(OBJECTIVE):
Show each line from the listing that includes the word "title".

(INPUT RECORDS):

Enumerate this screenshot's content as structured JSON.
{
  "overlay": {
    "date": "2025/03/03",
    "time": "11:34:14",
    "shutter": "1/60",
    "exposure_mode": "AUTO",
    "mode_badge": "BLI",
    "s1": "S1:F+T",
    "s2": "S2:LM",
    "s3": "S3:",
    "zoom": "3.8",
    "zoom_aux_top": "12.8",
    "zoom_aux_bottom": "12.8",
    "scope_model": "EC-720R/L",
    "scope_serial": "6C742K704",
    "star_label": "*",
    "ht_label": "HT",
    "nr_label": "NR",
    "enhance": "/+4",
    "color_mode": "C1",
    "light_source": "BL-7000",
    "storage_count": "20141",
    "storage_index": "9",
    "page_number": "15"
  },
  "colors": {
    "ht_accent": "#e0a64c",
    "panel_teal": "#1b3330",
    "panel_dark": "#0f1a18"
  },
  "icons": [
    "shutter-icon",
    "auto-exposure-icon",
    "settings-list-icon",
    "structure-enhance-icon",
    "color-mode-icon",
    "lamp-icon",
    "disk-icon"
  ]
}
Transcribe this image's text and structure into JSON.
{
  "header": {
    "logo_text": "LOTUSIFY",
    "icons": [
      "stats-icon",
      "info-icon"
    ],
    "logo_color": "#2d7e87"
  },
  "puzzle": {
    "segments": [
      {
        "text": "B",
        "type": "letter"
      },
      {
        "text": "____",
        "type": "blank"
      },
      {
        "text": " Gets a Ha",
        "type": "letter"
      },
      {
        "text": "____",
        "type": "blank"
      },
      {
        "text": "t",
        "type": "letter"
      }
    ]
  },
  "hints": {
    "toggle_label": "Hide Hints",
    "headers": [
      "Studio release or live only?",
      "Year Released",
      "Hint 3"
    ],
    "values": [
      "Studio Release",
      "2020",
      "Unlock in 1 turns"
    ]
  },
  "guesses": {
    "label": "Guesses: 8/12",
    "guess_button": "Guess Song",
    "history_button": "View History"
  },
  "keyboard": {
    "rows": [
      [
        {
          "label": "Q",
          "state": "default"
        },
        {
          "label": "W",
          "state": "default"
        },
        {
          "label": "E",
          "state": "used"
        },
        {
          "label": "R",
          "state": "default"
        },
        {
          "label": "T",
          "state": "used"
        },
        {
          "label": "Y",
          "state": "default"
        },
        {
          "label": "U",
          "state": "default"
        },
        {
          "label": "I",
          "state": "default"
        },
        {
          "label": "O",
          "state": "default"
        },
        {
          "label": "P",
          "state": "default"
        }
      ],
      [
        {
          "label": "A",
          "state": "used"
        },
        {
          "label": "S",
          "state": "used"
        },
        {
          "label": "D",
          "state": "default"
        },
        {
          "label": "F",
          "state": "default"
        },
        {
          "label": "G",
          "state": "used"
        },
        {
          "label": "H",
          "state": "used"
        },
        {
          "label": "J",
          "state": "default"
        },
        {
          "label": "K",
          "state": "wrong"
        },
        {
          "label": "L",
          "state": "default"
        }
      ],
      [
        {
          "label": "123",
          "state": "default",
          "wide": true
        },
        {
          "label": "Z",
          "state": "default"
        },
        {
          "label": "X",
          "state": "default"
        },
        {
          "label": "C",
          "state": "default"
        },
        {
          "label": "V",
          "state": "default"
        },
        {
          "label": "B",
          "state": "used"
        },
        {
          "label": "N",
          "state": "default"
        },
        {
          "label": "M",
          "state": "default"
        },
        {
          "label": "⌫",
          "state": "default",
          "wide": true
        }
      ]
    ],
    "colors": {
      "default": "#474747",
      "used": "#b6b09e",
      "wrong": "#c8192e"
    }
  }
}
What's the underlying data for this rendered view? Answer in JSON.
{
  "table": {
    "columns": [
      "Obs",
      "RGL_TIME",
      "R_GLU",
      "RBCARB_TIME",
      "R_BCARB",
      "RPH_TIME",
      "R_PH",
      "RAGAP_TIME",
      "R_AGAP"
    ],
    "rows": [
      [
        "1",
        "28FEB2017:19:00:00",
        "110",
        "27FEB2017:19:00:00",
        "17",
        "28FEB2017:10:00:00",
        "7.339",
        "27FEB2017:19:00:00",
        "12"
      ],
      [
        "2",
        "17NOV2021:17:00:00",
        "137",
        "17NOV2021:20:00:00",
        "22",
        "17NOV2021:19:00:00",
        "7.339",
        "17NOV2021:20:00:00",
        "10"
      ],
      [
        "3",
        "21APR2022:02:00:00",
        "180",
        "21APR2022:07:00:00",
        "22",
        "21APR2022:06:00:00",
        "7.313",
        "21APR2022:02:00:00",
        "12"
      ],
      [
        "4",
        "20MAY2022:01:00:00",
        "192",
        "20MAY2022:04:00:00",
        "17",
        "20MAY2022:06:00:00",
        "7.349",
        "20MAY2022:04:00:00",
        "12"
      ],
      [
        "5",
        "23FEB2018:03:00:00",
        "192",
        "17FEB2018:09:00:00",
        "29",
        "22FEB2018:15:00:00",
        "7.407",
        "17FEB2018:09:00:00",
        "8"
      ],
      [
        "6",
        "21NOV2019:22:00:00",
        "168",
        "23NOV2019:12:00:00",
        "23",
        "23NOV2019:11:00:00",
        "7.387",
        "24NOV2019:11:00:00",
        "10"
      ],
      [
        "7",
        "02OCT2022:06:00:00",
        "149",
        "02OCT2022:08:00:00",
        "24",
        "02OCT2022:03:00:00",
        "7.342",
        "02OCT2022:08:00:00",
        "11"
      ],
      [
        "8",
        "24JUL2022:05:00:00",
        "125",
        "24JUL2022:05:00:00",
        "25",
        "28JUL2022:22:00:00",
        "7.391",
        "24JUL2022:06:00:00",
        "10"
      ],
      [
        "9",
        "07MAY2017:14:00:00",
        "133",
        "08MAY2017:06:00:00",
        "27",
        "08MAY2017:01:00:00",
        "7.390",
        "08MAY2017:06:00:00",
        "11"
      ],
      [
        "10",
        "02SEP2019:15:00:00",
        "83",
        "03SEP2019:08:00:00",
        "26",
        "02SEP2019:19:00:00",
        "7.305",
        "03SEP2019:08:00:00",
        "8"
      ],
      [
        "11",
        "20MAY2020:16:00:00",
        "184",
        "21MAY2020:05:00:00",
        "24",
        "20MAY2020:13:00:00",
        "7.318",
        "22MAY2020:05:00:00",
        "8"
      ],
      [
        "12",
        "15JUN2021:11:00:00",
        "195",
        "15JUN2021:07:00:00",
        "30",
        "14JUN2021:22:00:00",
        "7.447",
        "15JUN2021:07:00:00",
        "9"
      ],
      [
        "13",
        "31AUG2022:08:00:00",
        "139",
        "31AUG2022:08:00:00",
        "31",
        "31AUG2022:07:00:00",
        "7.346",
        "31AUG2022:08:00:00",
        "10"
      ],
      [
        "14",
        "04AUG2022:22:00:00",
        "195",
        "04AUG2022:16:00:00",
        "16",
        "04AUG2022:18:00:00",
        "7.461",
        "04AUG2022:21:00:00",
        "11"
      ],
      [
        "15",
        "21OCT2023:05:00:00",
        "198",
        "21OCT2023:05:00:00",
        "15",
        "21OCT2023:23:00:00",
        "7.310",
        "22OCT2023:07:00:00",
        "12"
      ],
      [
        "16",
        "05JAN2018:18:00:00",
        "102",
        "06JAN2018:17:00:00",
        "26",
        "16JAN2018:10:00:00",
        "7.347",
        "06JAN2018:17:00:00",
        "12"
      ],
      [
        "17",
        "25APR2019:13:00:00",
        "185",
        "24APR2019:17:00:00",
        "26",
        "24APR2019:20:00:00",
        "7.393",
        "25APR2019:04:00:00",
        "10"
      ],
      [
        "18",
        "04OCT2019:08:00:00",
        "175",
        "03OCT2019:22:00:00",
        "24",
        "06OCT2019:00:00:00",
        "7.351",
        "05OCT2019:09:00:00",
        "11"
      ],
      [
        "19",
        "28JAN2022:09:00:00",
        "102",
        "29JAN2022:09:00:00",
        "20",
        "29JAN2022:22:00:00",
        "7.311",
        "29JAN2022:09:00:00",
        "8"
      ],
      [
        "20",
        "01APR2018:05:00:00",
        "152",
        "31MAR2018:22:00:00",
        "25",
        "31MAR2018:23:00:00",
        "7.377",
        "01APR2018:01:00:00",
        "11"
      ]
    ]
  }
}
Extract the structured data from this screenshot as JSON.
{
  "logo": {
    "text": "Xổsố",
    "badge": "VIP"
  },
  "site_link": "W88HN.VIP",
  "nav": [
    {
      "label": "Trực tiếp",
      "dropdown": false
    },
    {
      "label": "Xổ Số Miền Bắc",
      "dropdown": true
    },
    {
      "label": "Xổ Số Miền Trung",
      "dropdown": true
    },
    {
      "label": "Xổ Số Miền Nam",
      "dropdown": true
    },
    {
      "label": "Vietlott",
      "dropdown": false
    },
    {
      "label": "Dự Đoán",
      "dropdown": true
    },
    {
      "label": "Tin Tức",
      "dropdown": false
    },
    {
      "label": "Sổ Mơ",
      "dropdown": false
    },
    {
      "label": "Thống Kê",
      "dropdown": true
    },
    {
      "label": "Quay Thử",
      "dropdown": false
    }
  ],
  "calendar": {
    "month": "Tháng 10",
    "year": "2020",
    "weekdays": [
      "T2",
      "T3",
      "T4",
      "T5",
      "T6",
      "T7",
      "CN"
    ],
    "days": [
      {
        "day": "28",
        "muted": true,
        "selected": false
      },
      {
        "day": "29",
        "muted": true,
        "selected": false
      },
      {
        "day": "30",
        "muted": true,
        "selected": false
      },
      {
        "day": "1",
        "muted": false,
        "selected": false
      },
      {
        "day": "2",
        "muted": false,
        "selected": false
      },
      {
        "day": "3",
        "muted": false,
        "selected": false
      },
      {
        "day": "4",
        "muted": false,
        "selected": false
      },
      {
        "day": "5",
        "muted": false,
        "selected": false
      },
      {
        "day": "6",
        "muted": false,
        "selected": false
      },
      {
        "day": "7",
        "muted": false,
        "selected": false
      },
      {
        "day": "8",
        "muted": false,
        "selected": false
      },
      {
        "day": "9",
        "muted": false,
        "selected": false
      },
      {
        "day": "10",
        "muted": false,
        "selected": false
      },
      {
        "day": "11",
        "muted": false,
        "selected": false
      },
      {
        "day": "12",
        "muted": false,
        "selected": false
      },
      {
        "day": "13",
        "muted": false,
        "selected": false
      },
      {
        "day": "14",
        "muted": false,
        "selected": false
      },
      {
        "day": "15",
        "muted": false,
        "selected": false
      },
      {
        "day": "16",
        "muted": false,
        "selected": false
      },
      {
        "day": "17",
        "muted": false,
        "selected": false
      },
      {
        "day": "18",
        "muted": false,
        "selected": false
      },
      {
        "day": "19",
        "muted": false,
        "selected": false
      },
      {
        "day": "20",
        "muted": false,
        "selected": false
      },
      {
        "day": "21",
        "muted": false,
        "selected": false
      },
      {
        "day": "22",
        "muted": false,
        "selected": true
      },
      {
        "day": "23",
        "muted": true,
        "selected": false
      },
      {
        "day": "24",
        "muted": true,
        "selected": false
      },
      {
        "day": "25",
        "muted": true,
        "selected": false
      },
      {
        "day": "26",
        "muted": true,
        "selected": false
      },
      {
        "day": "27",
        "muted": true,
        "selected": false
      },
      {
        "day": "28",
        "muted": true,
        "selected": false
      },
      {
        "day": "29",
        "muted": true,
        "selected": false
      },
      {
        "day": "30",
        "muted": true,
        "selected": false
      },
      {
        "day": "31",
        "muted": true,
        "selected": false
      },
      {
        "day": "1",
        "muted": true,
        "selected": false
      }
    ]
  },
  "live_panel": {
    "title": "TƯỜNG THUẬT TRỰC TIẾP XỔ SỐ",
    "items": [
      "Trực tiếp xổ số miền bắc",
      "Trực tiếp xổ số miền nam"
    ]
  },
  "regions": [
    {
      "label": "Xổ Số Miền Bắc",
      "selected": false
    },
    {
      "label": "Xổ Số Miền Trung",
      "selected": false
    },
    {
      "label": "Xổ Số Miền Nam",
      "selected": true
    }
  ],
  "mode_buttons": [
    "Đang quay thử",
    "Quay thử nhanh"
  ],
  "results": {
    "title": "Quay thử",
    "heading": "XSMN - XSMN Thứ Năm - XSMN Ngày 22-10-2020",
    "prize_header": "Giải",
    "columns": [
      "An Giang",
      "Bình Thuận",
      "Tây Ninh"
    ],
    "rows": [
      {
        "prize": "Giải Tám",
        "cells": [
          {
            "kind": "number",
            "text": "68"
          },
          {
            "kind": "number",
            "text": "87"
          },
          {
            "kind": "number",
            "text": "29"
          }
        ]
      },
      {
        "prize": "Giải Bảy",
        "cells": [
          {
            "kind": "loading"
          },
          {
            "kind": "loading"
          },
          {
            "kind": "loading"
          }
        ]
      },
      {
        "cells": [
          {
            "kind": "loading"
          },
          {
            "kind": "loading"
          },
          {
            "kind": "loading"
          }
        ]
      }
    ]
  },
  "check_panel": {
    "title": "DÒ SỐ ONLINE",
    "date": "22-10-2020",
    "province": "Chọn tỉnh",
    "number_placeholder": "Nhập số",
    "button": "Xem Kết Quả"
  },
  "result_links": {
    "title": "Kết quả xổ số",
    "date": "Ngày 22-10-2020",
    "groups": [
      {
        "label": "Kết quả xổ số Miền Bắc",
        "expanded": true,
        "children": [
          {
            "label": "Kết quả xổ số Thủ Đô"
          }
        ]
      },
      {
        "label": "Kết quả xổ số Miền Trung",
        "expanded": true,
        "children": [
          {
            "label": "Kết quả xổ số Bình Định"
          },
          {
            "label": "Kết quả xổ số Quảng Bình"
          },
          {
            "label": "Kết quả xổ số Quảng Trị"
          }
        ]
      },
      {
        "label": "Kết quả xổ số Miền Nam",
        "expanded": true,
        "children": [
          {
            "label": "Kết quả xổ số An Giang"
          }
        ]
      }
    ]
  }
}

(FULL OUTPUT):
    "title": "TƯỜNG THUẬT TRỰC TIẾP XỔ SỐ",
    "title": "Quay thử",
    "title": "DÒ SỐ ONLINE",
    "title": "Kết quả xổ số",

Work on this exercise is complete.